* **Task**: Word for word, copy all the data and drop the pictures.
* * * *
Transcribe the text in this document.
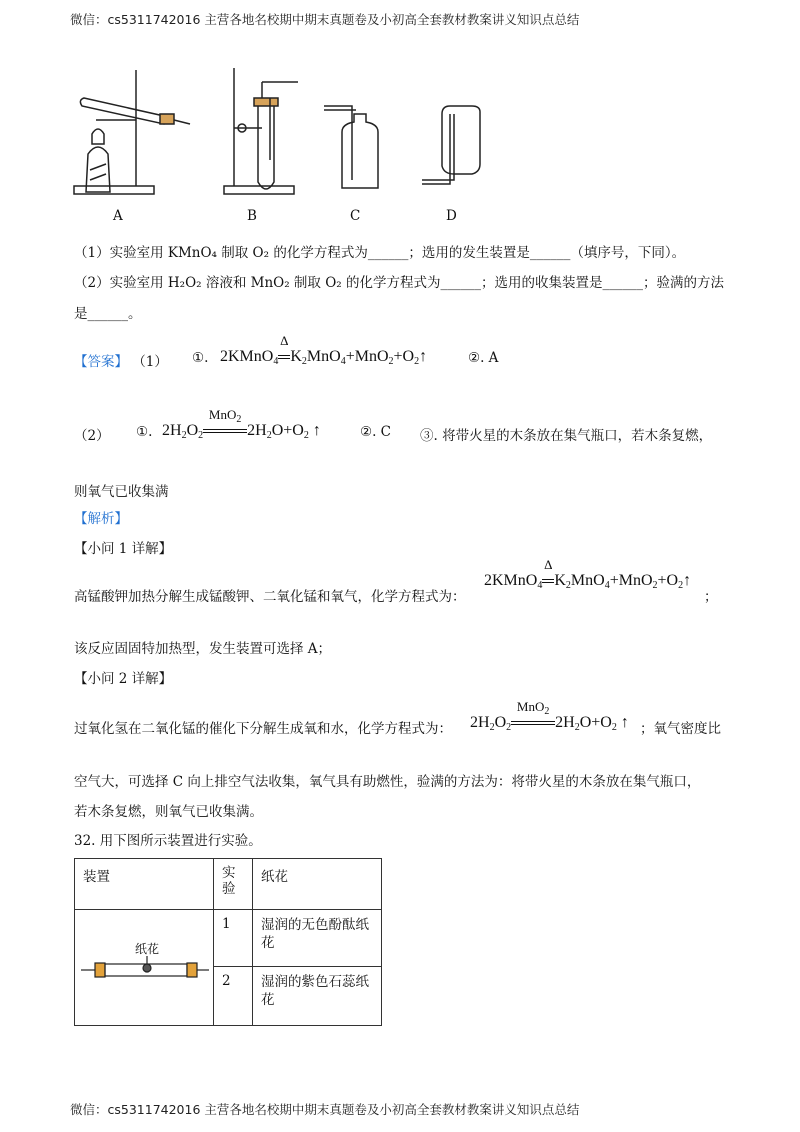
微信：cs5311742016 主营各地名校期中期末真题卷及小初高全套教材教案讲义知识点总结
A	B	C	D
（1）实验室用 KMnO₄ 制取 O₂ 的化学方程式为______；选用的发生装置是______（填序号，下同）。
（2）实验室用 H₂O₂ 溶液和 MnO₂ 制取 O₂ 的化学方程式为______；选用的收集装置是______；验满的方法
是______。
【答案】 （1） ①. 2KMnO$_4$
Δ
$K_2MnO_4+MnO_2+O_2↑$	②. A
（2） ①. $2H_2O_2$
MnO$_2$
$2H_2O+O_2$ ↑	②. C ③. 将带火星的木条放在集气瓶口，若木条复燃，
则氧气已收集满
【解析】
【小问 1 详解】
高锰酸钾加热分解生成锰酸钾、二氧化锰和氧气，化学方程式为：
2KMnO$_4$
Δ
$K_2MnO_4+MnO_2+O_2↑$
；
该反应固固特加热型，发生装置可选择 A；
【小问 2 详解】
过氧化氢在二氧化锰的催化下分解生成氧和水，化学方程式为： $2H_2O_2$
MnO$_2$
$2H_2O+O_2$ ↑ ；氧气密度比
空气大，可选择 C 向上排空气法收集，氧气具有助燃性，验满的方法为：将带火星的木条放在集气瓶口，
若木条复燃，则氧气已收集满。
32. 用下图所示装置进行实验。
装置	实验	纸花

纸花	1	湿润的无色酚酞纸花
	2	湿润的紫色石蕊纸花
微信：cs5311742016 主营各地名校期中期末真题卷及小初高全套教材教案讲义知识点总结
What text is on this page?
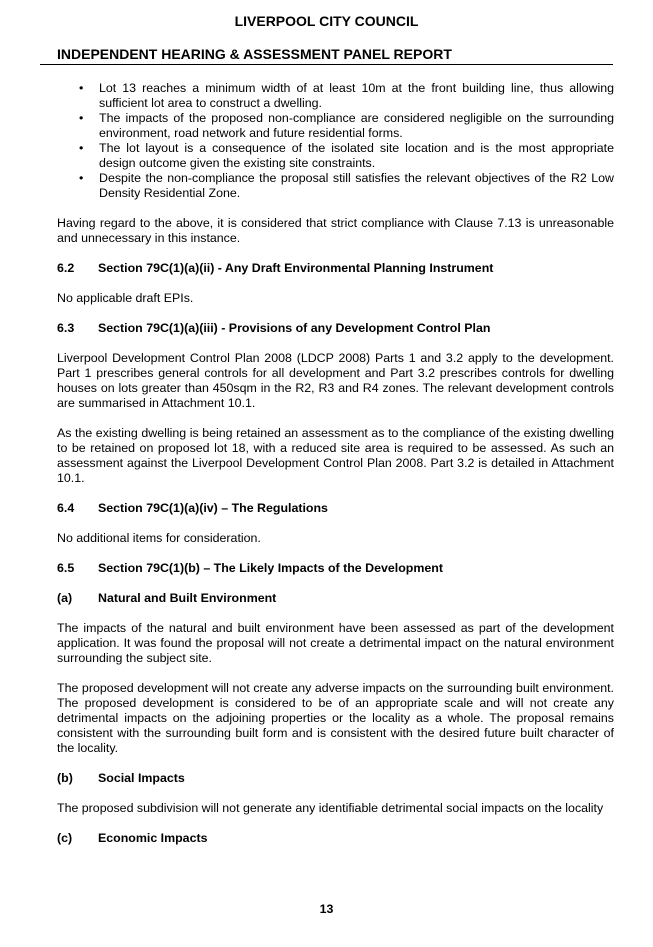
LIVERPOOL CITY COUNCIL
INDEPENDENT HEARING & ASSESSMENT PANEL REPORT
• Lot 13 reaches a minimum width of at least 10m at the front building line, thus allowing sufficient lot area to construct a dwelling.
• The impacts of the proposed non-compliance are considered negligible on the surrounding environment, road network and future residential forms.
• The lot layout is a consequence of the isolated site location and is the most appropriate design outcome given the existing site constraints.
• Despite the non-compliance the proposal still satisfies the relevant objectives of the R2 Low Density Residential Zone.

Having regard to the above, it is considered that strict compliance with Clause 7.13 is unreasonable and unnecessary in this instance.

6.2	Section 79C(1)(a)(ii) - Any Draft Environmental Planning Instrument

No applicable draft EPIs.

6.3	Section 79C(1)(a)(iii) - Provisions of any Development Control Plan

Liverpool Development Control Plan 2008 (LDCP 2008) Parts 1 and 3.2 apply to the development. Part 1 prescribes general controls for all development and Part 3.2 prescribes controls for dwelling houses on lots greater than 450sqm in the R2, R3 and R4 zones. The relevant development controls are summarised in Attachment 10.1.

As the existing dwelling is being retained an assessment as to the compliance of the existing dwelling to be retained on proposed lot 18, with a reduced site area is required to be assessed. As such an assessment against the Liverpool Development Control Plan 2008. Part 3.2 is detailed in Attachment 10.1.

6.4	Section 79C(1)(a)(iv) – The Regulations

No additional items for consideration.

6.5	Section 79C(1)(b) – The Likely Impacts of the Development
(a)	Natural and Built Environment

The impacts of the natural and built environment have been assessed as part of the development application. It was found the proposal will not create a detrimental impact on the natural environment surrounding the subject site.

The proposed development will not create any adverse impacts on the surrounding built environment. The proposed development is considered to be of an appropriate scale and will not create any detrimental impacts on the adjoining properties or the locality as a whole. The proposal remains consistent with the surrounding built form and is consistent with the desired future built character of the locality.

(b)	Social Impacts

The proposed subdivision will not generate any identifiable detrimental social impacts on the locality

(c)	Economic Impacts
13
* * * *
* **Response for this exercise**:
Transcribe the text in this document.
微信：cs5311742016 主营各地名校期中期末真题卷及小初高全套教材教案讲义知识点总结
A	B	C	D
（1）实验室用 KMnO₄ 制取 O₂ 的化学方程式为______；选用的发生装置是______（填序号，下同）。
（2）实验室用 H₂O₂ 溶液和 MnO₂ 制取 O₂ 的化学方程式为______；选用的收集装置是______；验满的方法
是______。
【答案】 （1） ①. 2KMnO$_4$
Δ
$K_2MnO_4+MnO_2+O_2↑$	②. A
（2） ①. $2H_2O_2$
MnO$_2$
$2H_2O+O_2$ ↑	②. C ③. 将带火星的木条放在集气瓶口，若木条复燃，
则氧气已收集满
【解析】
【小问 1 详解】
高锰酸钾加热分解生成锰酸钾、二氧化锰和氧气，化学方程式为：
2KMnO$_4$
Δ
$K_2MnO_4+MnO_2+O_2↑$
；
该反应固固特加热型，发生装置可选择 A；
【小问 2 详解】
过氧化氢在二氧化锰的催化下分解生成氧和水，化学方程式为： $2H_2O_2$
MnO$_2$
$2H_2O+O_2$ ↑ ；氧气密度比
空气大，可选择 C 向上排空气法收集，氧气具有助燃性，验满的方法为：将带火星的木条放在集气瓶口，
若木条复燃，则氧气已收集满。
32. 用下图所示装置进行实验。
装置	实验	纸花

纸花	1	湿润的无色酚酞纸花
	2	湿润的紫色石蕊纸花
微信：cs5311742016 主营各地名校期中期末真题卷及小初高全套教材教案讲义知识点总结
What text is on this page?
LIVERPOOL CITY COUNCIL
INDEPENDENT HEARING & ASSESSMENT PANEL REPORT
• Lot 13 reaches a minimum width of at least 10m at the front building line, thus allowing sufficient lot area to construct a dwelling.
• The impacts of the proposed non-compliance are considered negligible on the surrounding environment, road network and future residential forms.
• The lot layout is a consequence of the isolated site location and is the most appropriate design outcome given the existing site constraints.
• Despite the non-compliance the proposal still satisfies the relevant objectives of the R2 Low Density Residential Zone.

Having regard to the above, it is considered that strict compliance with Clause 7.13 is unreasonable and unnecessary in this instance.

6.2	Section 79C(1)(a)(ii) - Any Draft Environmental Planning Instrument

No applicable draft EPIs.

6.3	Section 79C(1)(a)(iii) - Provisions of any Development Control Plan

Liverpool Development Control Plan 2008 (LDCP 2008) Parts 1 and 3.2 apply to the development. Part 1 prescribes general controls for all development and Part 3.2 prescribes controls for dwelling houses on lots greater than 450sqm in the R2, R3 and R4 zones. The relevant development controls are summarised in Attachment 10.1.

As the existing dwelling is being retained an assessment as to the compliance of the existing dwelling to be retained on proposed lot 18, with a reduced site area is required to be assessed. As such an assessment against the Liverpool Development Control Plan 2008. Part 3.2 is detailed in Attachment 10.1.

6.4	Section 79C(1)(a)(iv) – The Regulations

No additional items for consideration.

6.5	Section 79C(1)(b) – The Likely Impacts of the Development
(a)	Natural and Built Environment

The impacts of the natural and built environment have been assessed as part of the development application. It was found the proposal will not create a detrimental impact on the natural environment surrounding the subject site.

The proposed development will not create any adverse impacts on the surrounding built environment. The proposed development is considered to be of an appropriate scale and will not create any detrimental impacts on the adjoining properties or the locality as a whole. The proposal remains consistent with the surrounding built form and is consistent with the desired future built character of the locality.

(b)	Social Impacts

The proposed subdivision will not generate any identifiable detrimental social impacts on the locality

(c)	Economic Impacts
13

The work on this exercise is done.